FONTE =

Il ministro per la Transizione ecologica Roberto Cingolani


Invece si vendono i terreni agricoli. La Coldiretti ha avviato una battaglia nazionale e il presidente Ettore Prandini al meeting di Rimini di Comunione e liberazione ha fatto un intervento durissimo: «Pongo una questione chiave al governo italiano, noi vogliamo che il fotovoltaico vada sui tetti delle aziende agricole e non accettiamo che si tolga un solo ettaro di terreno destinato alla produzione di cibo, diciamo no a scenari speculativi».


Italia Nostra sta sostenendo le proteste delle comunità locali contro il pannello selvaggio in tutto il Paese. Come racconta la presidente Ebe Giacometti: «Siamo convinti che se tutte le Regioni fossero dotate di Piani paesaggistici operativi la pianificazione in campo energetico avrebbe strumenti di reale controllo sulla trasformazione del nostro paesaggio.


Una trasformazione che rischia di stravolgere asset importanti dell’economia italiana ma soprattutto di condannare all’oblio luoghi celebrati per la loro bellezza. Con lo stravolgimento del paesaggio rischia di evaporare una ricca fetta del nostro Pil collegato alle attività connesse al turismo e al settore agroalimentare, che ha un valore pari al 25 per cento del Pil. Italia Nostra insieme ad altre 15 associazioni ha chiesto al governo di individuare le superfici e le aree idonee e non idonee per gli impianti da fonti rinnovabili guardando al minimo impatto sull’ambiente, sul territorio e sul paesaggio. Ad oggi non sono arrivate le risposte».

IL MINISTRO CINGOLANI
Il volto della transizione ecologica in Italia, il ministro Roberto Cingolani, si dice preoccupato per quanto sta accadendo: «Di certo c’è che dobbiamo potenziare le rinnovabili, altrimenti tutto il resto diventa un sogno.

Dobbiamo stare dentro gli accordi di Parigi e non abbiamo né esiste un piano B. Qui se cominciano a dire “no nel mio giardino o nel mio territorio” sbagliamo di grosso. Detto questo, purtroppo i piani di localizzazione delle aree dipendono non solo dalle Regioni, ma anche dalle mappe solari e del vento. Adesso accerteremo con le varie Regioni lo stato dell’arte sapendo bene che occorrerà molta attenzione. Io sono per realizzare questi impianti nelle aree industriali dismesse e per sostenere l’agrifotovoltaico, cioè per far diventare le aziende agricole autosufficienti sul consumo energetico attraverso pannelli sulle stalle e sui capannoni: non a caso abbiamo messo quasi 2 miliardi di euro di incentivi in questo preciso settore».

DATI FORNITI =
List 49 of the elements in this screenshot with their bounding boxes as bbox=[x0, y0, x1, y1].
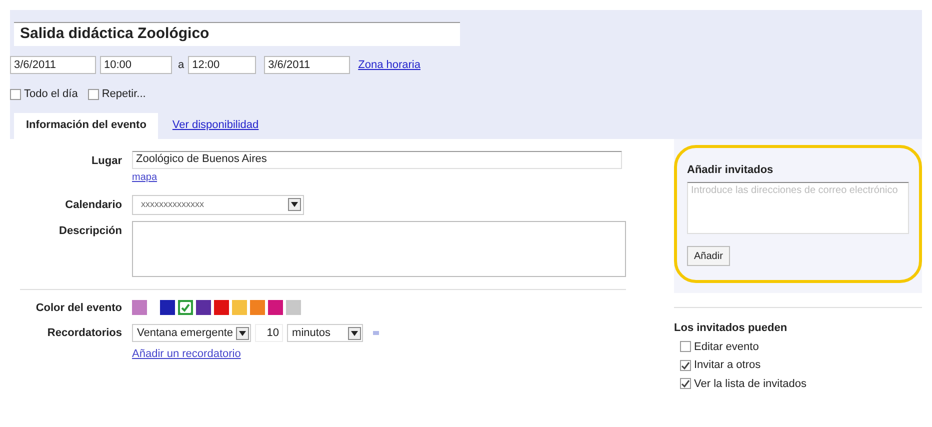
guests-title: Añadir invitados bbox=[687, 162, 774, 178]
start-date-field[interactable]: 3/6/2011 bbox=[10, 56, 96, 74]
calendar-label: Calendario bbox=[64, 198, 122, 212]
color-swatch[interactable] bbox=[268, 300, 283, 316]
tab[interactable]: Ver disponibilidad bbox=[158, 112, 273, 138]
checkbox[interactable] bbox=[10, 88, 21, 100]
permission-label: Invitar a otros bbox=[694, 358, 761, 373]
checkbox[interactable] bbox=[88, 88, 99, 100]
reminder-unit-select[interactable]: minutos bbox=[287, 324, 364, 342]
caret-icon bbox=[236, 326, 250, 340]
permissions-title: Los invitados pueden bbox=[674, 321, 788, 336]
end-time-field[interactable]: 12:00 bbox=[188, 56, 256, 74]
color-swatch[interactable] bbox=[196, 300, 211, 316]
reminders-label: Recordatorios bbox=[46, 326, 122, 341]
tab[interactable]: Información del evento bbox=[14, 112, 158, 138]
description-label: Descripción bbox=[58, 224, 122, 238]
place-label: Lugar bbox=[90, 154, 122, 168]
color-swatch[interactable] bbox=[214, 300, 229, 316]
color-swatch[interactable] bbox=[178, 300, 193, 316]
option-label: Todo el día bbox=[24, 87, 78, 102]
start-time-field[interactable]: 10:00 bbox=[100, 56, 172, 74]
description-field[interactable] bbox=[132, 220, 626, 276]
checkbox[interactable] bbox=[680, 360, 691, 371]
reminder-method-select[interactable]: Ventana emergente bbox=[132, 324, 252, 342]
color-swatch[interactable] bbox=[160, 300, 175, 316]
end-date-field[interactable]: 3/6/2011 bbox=[264, 56, 350, 74]
caret-icon bbox=[348, 326, 362, 340]
guests-field[interactable]: Introduce las direcciones de correo electrónico bbox=[687, 182, 909, 234]
timezone-link[interactable]: Zona horaria bbox=[358, 56, 420, 74]
caret-icon bbox=[288, 198, 301, 211]
add-guests-button[interactable]: Añadir bbox=[687, 246, 730, 266]
color-swatch[interactable] bbox=[286, 300, 301, 316]
color-swatch[interactable] bbox=[132, 300, 147, 316]
color-swatch[interactable] bbox=[250, 300, 265, 316]
add-reminder-link[interactable]: Añadir un recordatorio bbox=[132, 346, 241, 362]
map-link[interactable]: mapa bbox=[132, 170, 158, 184]
place-field[interactable]: Zoológico de Buenos Aires bbox=[132, 150, 622, 168]
reminder-amount-field[interactable]: 10 bbox=[255, 324, 284, 342]
title-field[interactable]: Salida didáctica Zoológico bbox=[14, 22, 460, 46]
permission-label: Editar evento bbox=[694, 340, 759, 354]
remove-icon[interactable] bbox=[373, 331, 380, 335]
permission-label: Ver la lista de invitados bbox=[694, 376, 807, 392]
color-label: Color del evento bbox=[34, 300, 122, 316]
separator-text: a bbox=[178, 58, 184, 73]
checkbox[interactable] bbox=[680, 341, 691, 352]
checkbox[interactable] bbox=[680, 378, 691, 390]
option-label: Repetir... bbox=[102, 87, 146, 102]
calendar-select[interactable]: xxxxxxxxxxxxxx bbox=[132, 194, 304, 214]
color-swatch[interactable] bbox=[232, 300, 247, 316]
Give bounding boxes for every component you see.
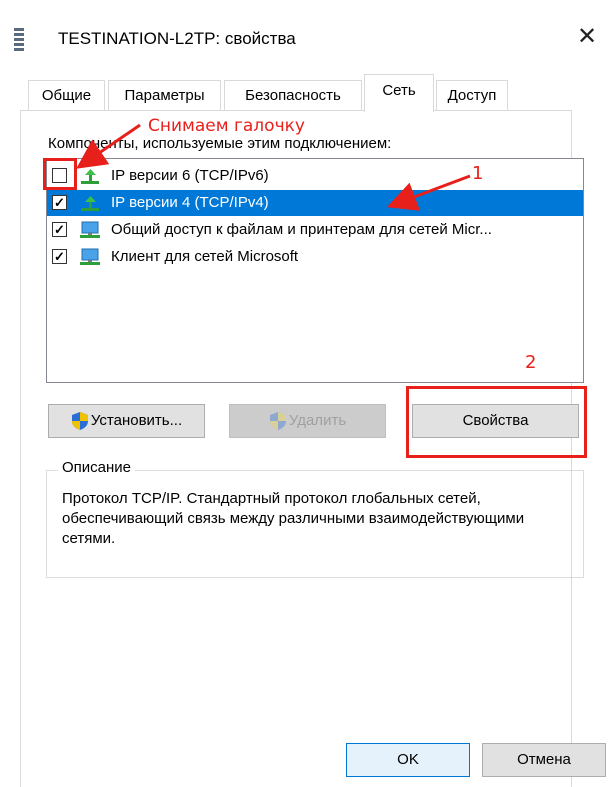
annotation-arrows xyxy=(76,123,471,211)
tab-network[interactable]: Сеть xyxy=(364,74,434,112)
arrow-to-checkbox xyxy=(76,123,141,169)
arrow-to-ipv4 xyxy=(386,174,471,211)
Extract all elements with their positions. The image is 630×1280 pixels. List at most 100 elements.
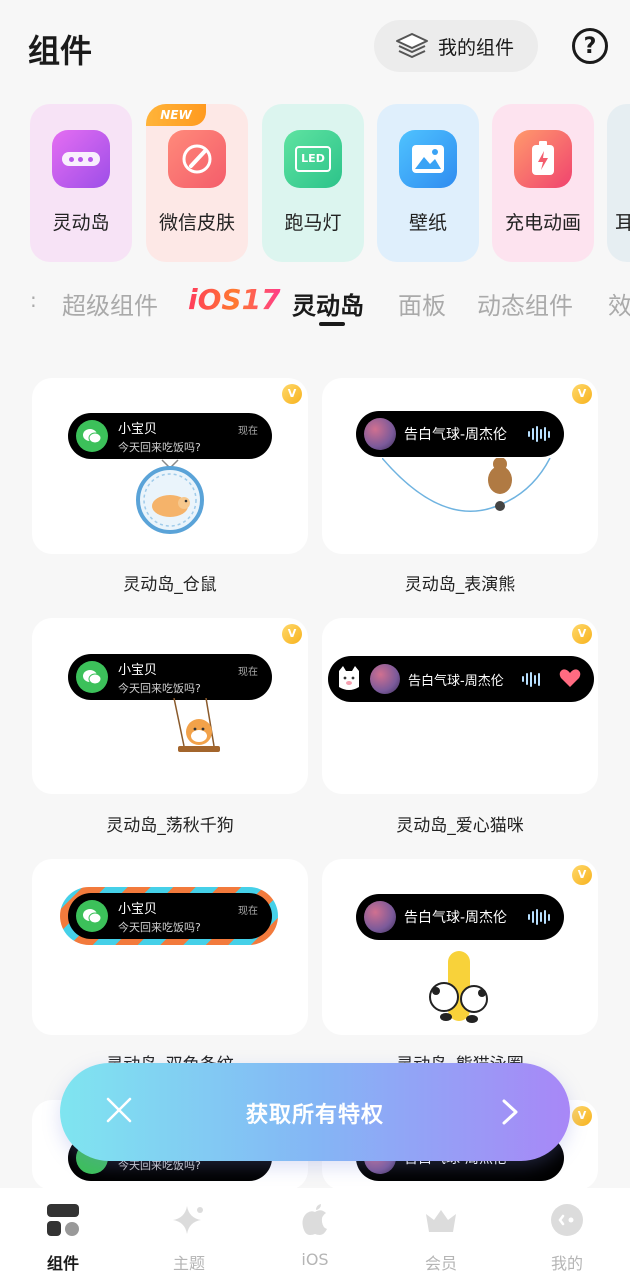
category-row: 灵动岛 NEW 微信皮肤 LED 跑马灯 壁纸 充电动画 耳: [0, 104, 630, 264]
nav-label: iOS: [301, 1250, 329, 1269]
shiba-swing-illustration: [173, 698, 220, 752]
category-charging-animation[interactable]: 充电动画: [492, 104, 594, 262]
message-text: 今天回来吃饭吗?: [118, 440, 201, 454]
layers-icon: [396, 33, 428, 58]
wallpaper-icon: [399, 130, 457, 188]
tab-prefix: :: [30, 288, 37, 312]
promo-banner[interactable]: 获取所有特权: [60, 1063, 570, 1161]
battery-charge-icon: [514, 130, 572, 188]
help-icon[interactable]: ?: [572, 28, 608, 64]
widget-card-panda-swim-ring[interactable]: 告白气球-周杰伦 V: [322, 859, 598, 1035]
message-text: 今天回来吃饭吗?: [118, 681, 201, 695]
category-wallpaper[interactable]: 壁纸: [377, 104, 479, 262]
tab-ios17[interactable]: iOS17: [188, 283, 281, 316]
nav-item-themes[interactable]: 主题: [126, 1188, 252, 1280]
widgets-icon: [47, 1204, 79, 1236]
tab-panel[interactable]: 面板: [398, 286, 446, 321]
widget-card-heart-cat[interactable]: 告白气球-周杰伦 V: [322, 618, 598, 794]
crown-icon: [426, 1210, 456, 1232]
card-title: 灵动岛_仓鼠: [123, 575, 217, 595]
sound-wave-icon: [528, 426, 550, 442]
card-title: 灵动岛_爱心猫咪: [396, 816, 524, 836]
paint-brush-icon: [168, 130, 226, 188]
nav-item-membership[interactable]: 会员: [378, 1188, 504, 1280]
hamster-wheel-illustration: [136, 459, 204, 534]
vip-badge: V: [572, 1106, 592, 1126]
nav-label: 组件: [46, 1254, 79, 1273]
tab-effects[interactable]: 效: [608, 286, 630, 321]
message-time: 现在: [238, 426, 258, 437]
category-label: 灵动岛: [52, 212, 110, 234]
bottom-nav: 组件 主题 iOS 会员 我的: [0, 1188, 630, 1280]
vip-badge: V: [572, 865, 592, 885]
nav-item-profile[interactable]: 我的: [504, 1188, 630, 1280]
tab-dynamic-widgets[interactable]: 动态组件: [477, 286, 573, 321]
sound-wave-icon: [528, 909, 550, 925]
wechat-icon: [76, 900, 108, 932]
my-widgets-button[interactable]: 我的组件: [374, 20, 538, 72]
cat-icon: [339, 666, 359, 690]
widget-card-swing-dog[interactable]: 小宝贝 今天回来吃饭吗? 现在 V: [32, 618, 308, 794]
contact-name: 小宝贝: [118, 421, 158, 437]
song-title: 告白气球-周杰伦: [404, 910, 508, 926]
island-preview: 小宝贝 今天回来吃饭吗? 现在: [68, 893, 272, 939]
widget-card-two-tone-stripes[interactable]: 小宝贝 今天回来吃饭吗? 现在: [32, 859, 308, 1035]
category-dynamic-island[interactable]: 灵动岛: [30, 104, 132, 262]
island-preview: 小宝贝 今天回来吃饭吗? 现在: [68, 413, 272, 459]
nav-label: 主题: [172, 1254, 205, 1273]
message-text: 今天回来吃饭吗?: [118, 920, 201, 934]
sparkle-icon: [173, 1206, 203, 1234]
island-preview: 告白气球-周杰伦: [328, 656, 594, 702]
card-title: 灵动岛_表演熊: [404, 575, 516, 595]
song-title: 告白气球-周杰伦: [404, 427, 508, 443]
chevron-right-icon[interactable]: [500, 1097, 520, 1127]
island-preview: 告白气球-周杰伦: [356, 411, 564, 457]
vip-badge: V: [572, 384, 592, 404]
category-marquee[interactable]: LED 跑马灯: [262, 104, 364, 262]
page-title: 组件: [28, 32, 93, 70]
category-label: 壁纸: [408, 212, 447, 234]
vip-badge: V: [282, 624, 302, 644]
song-title: 告白气球-周杰伦: [408, 673, 504, 689]
message-time: 现在: [238, 667, 258, 678]
header: 组件 我的组件 ?: [0, 0, 630, 95]
tab-active-indicator: [319, 322, 345, 326]
widget-card-performing-bear[interactable]: 告白气球-周杰伦 V: [322, 378, 598, 554]
category-label: 跑马灯: [284, 212, 342, 234]
category-label: 充电动画: [504, 212, 581, 234]
nav-label: 我的: [550, 1254, 583, 1273]
card-title: 灵动岛_荡秋千狗: [106, 816, 234, 836]
nav-item-ios[interactable]: iOS: [252, 1188, 378, 1280]
profile-icon: [551, 1204, 583, 1236]
led-icon: LED: [284, 130, 342, 188]
new-badge: NEW: [146, 104, 206, 126]
heart-icon: [559, 669, 581, 687]
album-cover: [364, 901, 396, 933]
contact-name: 小宝贝: [118, 662, 158, 678]
apple-icon: [302, 1204, 327, 1235]
dynamic-island-icon: [52, 130, 110, 188]
wechat-icon: [76, 420, 108, 452]
nav-label: 会员: [424, 1254, 457, 1273]
bear-unicycle-illustration: [382, 458, 551, 512]
panda-swim-ring-illustration: [429, 951, 488, 1023]
my-widgets-label: 我的组件: [438, 36, 515, 59]
category-earphone[interactable]: 耳: [607, 104, 630, 262]
album-cover: [370, 664, 400, 694]
vip-badge: V: [572, 624, 592, 644]
widget-card-hamster[interactable]: 小宝贝 今天回来吃饭吗? 现在 V: [32, 378, 308, 554]
tab-dynamic-island[interactable]: 灵动岛: [292, 286, 364, 321]
widget-tabs: : 超级组件 iOS17 灵动岛 面板 动态组件 效: [0, 280, 630, 330]
nav-item-widgets[interactable]: 组件: [0, 1188, 126, 1280]
category-wechat-skin[interactable]: NEW 微信皮肤: [146, 104, 248, 262]
vip-badge: V: [282, 384, 302, 404]
category-label: 耳: [615, 212, 630, 234]
category-label: 微信皮肤: [158, 212, 235, 234]
tab-super-widgets[interactable]: 超级组件: [62, 286, 158, 321]
album-cover: [364, 418, 396, 450]
contact-name: 小宝贝: [118, 901, 158, 917]
sound-wave-icon: [522, 671, 540, 687]
island-preview: 小宝贝 今天回来吃饭吗? 现在: [68, 654, 272, 700]
promo-text: 获取所有特权: [245, 1103, 384, 1128]
message-time: 现在: [238, 906, 258, 917]
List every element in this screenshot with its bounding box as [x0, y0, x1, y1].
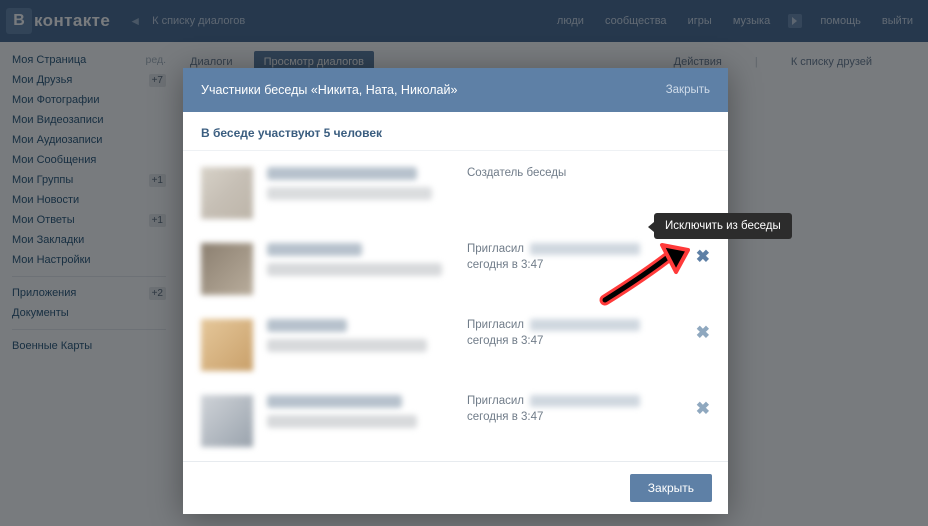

CONSEGNA = Ricopia alla lettera il passo dell'articolo sul fotovoltaico che comincia con «IL MINISTRO CINGOLANI» e prosegue fino a «diventa un sogno.».

ESERCIZIO SVOLTO =
IL MINISTRO CINGOLANI
Il volto della transizione ecologica in Italia, il ministro Roberto Cingolani, si dice preoccupato per quanto sta accadendo: «Di certo c’è che dobbiamo potenziare le rinnovabili, altrimenti tutto il resto diventa un sogno.